*Exercise directions*: Write out the entire listing below exactly, with the pictures left out.

*Data shown*:
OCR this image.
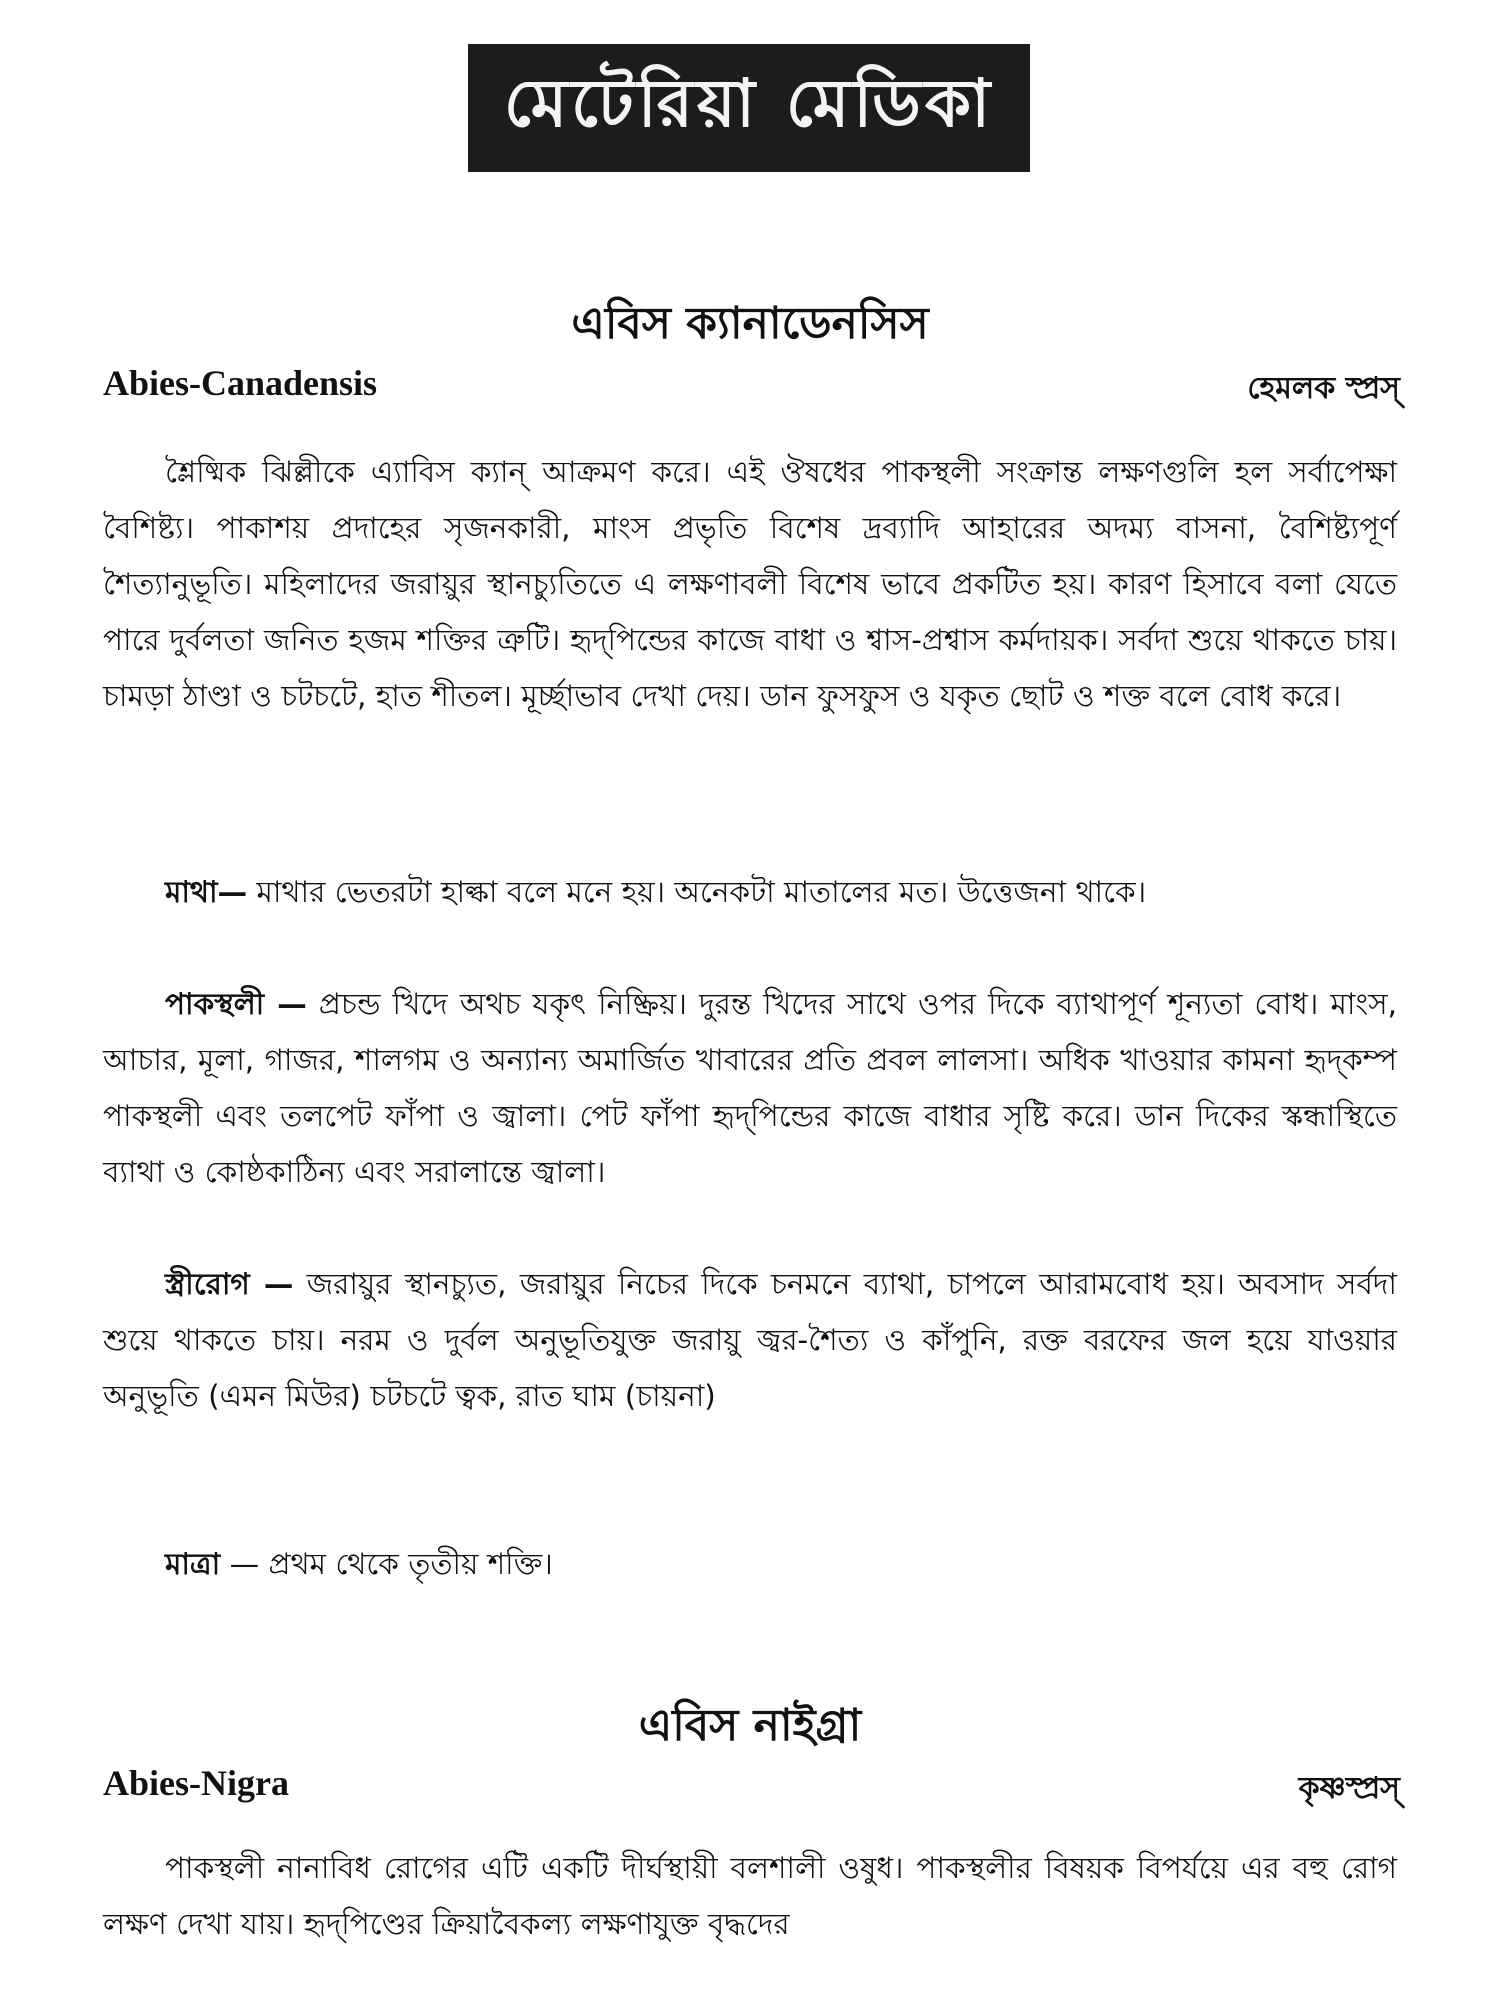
মেটেরিয়া মেডিকা
এবিস ক্যানাডেনসিস
Abies-Canadensis	হেমলক স্প্রস্

শ্লৈষ্মিক ঝিল্লীকে এ্যাবিস ক্যান্ আক্রমণ করে। এই ঔষধের পাকস্থলী সংক্রান্ত লক্ষণগুলি হল সর্বাপেক্ষা বৈশিষ্ট্য। পাকাশয় প্রদাহের সৃজনকারী, মাংস প্রভৃতি বিশেষ দ্রব্যাদি আহারের অদম্য বাসনা, বৈশিষ্ট্যপূর্ণ শৈত্যানুভূতি। মহিলাদের জরায়ুর স্থানচ্যুতিতে এ লক্ষণাবলী বিশেষ ভাবে প্রকটিত হয়। কারণ হিসাবে বলা যেতে পারে দুর্বলতা জনিত হজম শক্তির ত্রুটি। হৃদ্‌পিন্ডের কাজে বাধা ও শ্বাস-প্রশ্বাস কর্মদায়ক। সর্বদা শুয়ে থাকতে চায়। চামড়া ঠাণ্ডা ও চটচটে, হাত শীতল। মূর্চ্ছাভাব দেখা দেয়। ডান ফুসফুস ও যকৃত ছোট ও শক্ত বলে বোধ করে।

মাথা— মাথার ভেতরটা হাল্কা বলে মনে হয়। অনেকটা মাতালের মত। উত্তেজনা থাকে।

পাকস্থলী — প্রচন্ড খিদে অথচ যকৃৎ নিষ্ক্রিয়। দুরন্ত খিদের সাথে ওপর দিকে ব্যাথাপূর্ণ শূন্যতা বোধ। মাংস, আচার, মূলা, গাজর, শালগম ও অন্যান্য অমার্জিত খাবারের প্রতি প্রবল লালসা। অধিক খাওয়ার কামনা হৃদ্‌কম্প পাকস্থলী এবং তলপেট ফাঁপা ও জ্বালা। পেট ফাঁপা হৃদ্‌পিন্ডের কাজে বাধার সৃষ্টি করে। ডান দিকের স্কন্ধাস্থিতে ব্যাথা ও কোষ্ঠকাঠিন্য এবং সরালান্তে জ্বালা।

স্ত্রীরোগ — জরায়ুর স্থানচ্যুত, জরায়ুর নিচের দিকে চনমনে ব্যাথা, চাপলে আরামবোধ হয়। অবসাদ সর্বদা শুয়ে থাকতে চায়। নরম ও দুর্বল অনুভূতিযুক্ত জরায়ু জ্বর-শৈত্য ও কাঁপুনি, রক্ত বরফের জল হয়ে যাওয়ার অনুভূতি (এমন মিউর) চটচটে ত্বক, রাত ঘাম (চায়না)

মাত্রা — প্রথম থেকে তৃতীয় শক্তি।

এবিস নাইগ্রা
Abies-Nigra	কৃষ্ণস্প্রস্

পাকস্থলী নানাবিধ রোগের এটি একটি দীর্ঘস্থায়ী বলশালী ওষুধ। পাকস্থলীর বিষয়ক বিপর্যয়ে এর বহু রোগ লক্ষণ দেখা যায়। হৃদ্‌পিণ্ডের ক্রিয়াবৈকল্য লক্ষণাযুক্ত বৃদ্ধদের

*Output for this exercise*:
OCR this image.
মেটেরিয়া মেডিকা
এবিস ক্যানাডেনসিস
Abies-Canadensis	হেমলক স্প্রস্

শ্লৈষ্মিক ঝিল্লীকে এ্যাবিস ক্যান্ আক্রমণ করে। এই ঔষধের পাকস্থলী সংক্রান্ত লক্ষণগুলি হল সর্বাপেক্ষা বৈশিষ্ট্য। পাকাশয় প্রদাহের সৃজনকারী, মাংস প্রভৃতি বিশেষ দ্রব্যাদি আহারের অদম্য বাসনা, বৈশিষ্ট্যপূর্ণ শৈত্যানুভূতি। মহিলাদের জরায়ুর স্থানচ্যুতিতে এ লক্ষণাবলী বিশেষ ভাবে প্রকটিত হয়। কারণ হিসাবে বলা যেতে পারে দুর্বলতা জনিত হজম শক্তির ত্রুটি। হৃদ্‌পিন্ডের কাজে বাধা ও শ্বাস-প্রশ্বাস কর্মদায়ক। সর্বদা শুয়ে থাকতে চায়। চামড়া ঠাণ্ডা ও চটচটে, হাত শীতল। মূর্চ্ছাভাব দেখা দেয়। ডান ফুসফুস ও যকৃত ছোট ও শক্ত বলে বোধ করে।

মাথা— মাথার ভেতরটা হাল্কা বলে মনে হয়। অনেকটা মাতালের মত। উত্তেজনা থাকে।

পাকস্থলী — প্রচন্ড খিদে অথচ যকৃৎ নিষ্ক্রিয়। দুরন্ত খিদের সাথে ওপর দিকে ব্যাথাপূর্ণ শূন্যতা বোধ। মাংস, আচার, মূলা, গাজর, শালগম ও অন্যান্য অমার্জিত খাবারের প্রতি প্রবল লালসা। অধিক খাওয়ার কামনা হৃদ্‌কম্প পাকস্থলী এবং তলপেট ফাঁপা ও জ্বালা। পেট ফাঁপা হৃদ্‌পিন্ডের কাজে বাধার সৃষ্টি করে। ডান দিকের স্কন্ধাস্থিতে ব্যাথা ও কোষ্ঠকাঠিন্য এবং সরালান্তে জ্বালা।

স্ত্রীরোগ — জরায়ুর স্থানচ্যুত, জরায়ুর নিচের দিকে চনমনে ব্যাথা, চাপলে আরামবোধ হয়। অবসাদ সর্বদা শুয়ে থাকতে চায়। নরম ও দুর্বল অনুভূতিযুক্ত জরায়ু জ্বর-শৈত্য ও কাঁপুনি, রক্ত বরফের জল হয়ে যাওয়ার অনুভূতি (এমন মিউর) চটচটে ত্বক, রাত ঘাম (চায়না)

মাত্রা — প্রথম থেকে তৃতীয় শক্তি।

এবিস নাইগ্রা
Abies-Nigra	কৃষ্ণস্প্রস্

পাকস্থলী নানাবিধ রোগের এটি একটি দীর্ঘস্থায়ী বলশালী ওষুধ। পাকস্থলীর বিষয়ক বিপর্যয়ে এর বহু রোগ লক্ষণ দেখা যায়। হৃদ্‌পিণ্ডের ক্রিয়াবৈকল্য লক্ষণাযুক্ত বৃদ্ধদের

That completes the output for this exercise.